**Task details**
Repeat every line of the material, character for character.

◆ ◆ ◆ ◆ ◆

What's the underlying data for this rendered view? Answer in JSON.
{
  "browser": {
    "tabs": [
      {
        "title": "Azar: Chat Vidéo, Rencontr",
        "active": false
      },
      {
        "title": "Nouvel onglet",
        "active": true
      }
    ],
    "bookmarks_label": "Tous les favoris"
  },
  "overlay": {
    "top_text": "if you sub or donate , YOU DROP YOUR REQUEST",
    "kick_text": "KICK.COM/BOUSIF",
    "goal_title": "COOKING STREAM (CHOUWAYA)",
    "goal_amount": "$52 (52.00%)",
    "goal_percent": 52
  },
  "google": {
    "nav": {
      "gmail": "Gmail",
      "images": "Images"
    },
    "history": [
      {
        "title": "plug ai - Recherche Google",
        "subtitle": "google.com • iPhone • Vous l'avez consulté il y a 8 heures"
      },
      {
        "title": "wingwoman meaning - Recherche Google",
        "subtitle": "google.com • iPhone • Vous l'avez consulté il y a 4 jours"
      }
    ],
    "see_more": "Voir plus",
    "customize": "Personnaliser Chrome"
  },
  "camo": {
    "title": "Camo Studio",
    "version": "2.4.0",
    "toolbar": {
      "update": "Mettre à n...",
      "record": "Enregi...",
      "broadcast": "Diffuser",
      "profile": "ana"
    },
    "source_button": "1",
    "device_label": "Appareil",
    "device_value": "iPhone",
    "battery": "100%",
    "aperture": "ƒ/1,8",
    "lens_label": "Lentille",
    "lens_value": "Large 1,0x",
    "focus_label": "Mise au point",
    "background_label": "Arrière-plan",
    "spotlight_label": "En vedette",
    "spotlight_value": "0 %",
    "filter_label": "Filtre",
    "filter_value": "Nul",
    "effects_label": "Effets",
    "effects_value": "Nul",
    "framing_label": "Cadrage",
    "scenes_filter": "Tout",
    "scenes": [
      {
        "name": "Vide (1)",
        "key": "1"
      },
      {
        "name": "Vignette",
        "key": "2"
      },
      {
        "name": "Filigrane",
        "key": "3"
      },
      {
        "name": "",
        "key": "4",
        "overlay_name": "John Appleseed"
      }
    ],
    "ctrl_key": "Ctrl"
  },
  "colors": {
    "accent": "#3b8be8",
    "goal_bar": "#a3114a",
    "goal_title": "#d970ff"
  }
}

◆ ◆ ◆ ◆ ◆

**Complete output**
What's the underlying data for this rendered view? Answer in JSON.
{
  "browser": {
    "tabs": [
      {
        "title": "Azar: Chat Vidéo, Rencontr",
        "active": false
      },
      {
        "title": "Nouvel onglet",
        "active": true
      }
    ],
    "bookmarks_label": "Tous les favoris"
  },
  "overlay": {
    "top_text": "if you sub or donate , YOU DROP YOUR REQUEST",
    "kick_text": "KICK.COM/BOUSIF",
    "goal_title": "COOKING STREAM (CHOUWAYA)",
    "goal_amount": "$52 (52.00%)",
    "goal_percent": 52
  },
  "google": {
    "nav": {
      "gmail": "Gmail",
      "images": "Images"
    },
    "history": [
      {
        "title": "plug ai - Recherche Google",
        "subtitle": "google.com • iPhone • Vous l'avez consulté il y a 8 heures"
      },
      {
        "title": "wingwoman meaning - Recherche Google",
        "subtitle": "google.com • iPhone • Vous l'avez consulté il y a 4 jours"
      }
    ],
    "see_more": "Voir plus",
    "customize": "Personnaliser Chrome"
  },
  "camo": {
    "title": "Camo Studio",
    "version": "2.4.0",
    "toolbar": {
      "update": "Mettre à n...",
      "record": "Enregi...",
      "broadcast": "Diffuser",
      "profile": "ana"
    },
    "source_button": "1",
    "device_label": "Appareil",
    "device_value": "iPhone",
    "battery": "100%",
    "aperture": "ƒ/1,8",
    "lens_label": "Lentille",
    "lens_value": "Large 1,0x",
    "focus_label": "Mise au point",
    "background_label": "Arrière-plan",
    "spotlight_label": "En vedette",
    "spotlight_value": "0 %",
    "filter_label": "Filtre",
    "filter_value": "Nul",
    "effects_label": "Effets",
    "effects_value": "Nul",
    "framing_label": "Cadrage",
    "scenes_filter": "Tout",
    "scenes": [
      {
        "name": "Vide (1)",
        "key": "1"
      },
      {
        "name": "Vignette",
        "key": "2"
      },
      {
        "name": "Filigrane",
        "key": "3"
      },
      {
        "name": "",
        "key": "4",
        "overlay_name": "John Appleseed"
      }
    ],
    "ctrl_key": "Ctrl"
  },
  "colors": {
    "accent": "#3b8be8",
    "goal_bar": "#a3114a",
    "goal_title": "#d970ff"
  }
}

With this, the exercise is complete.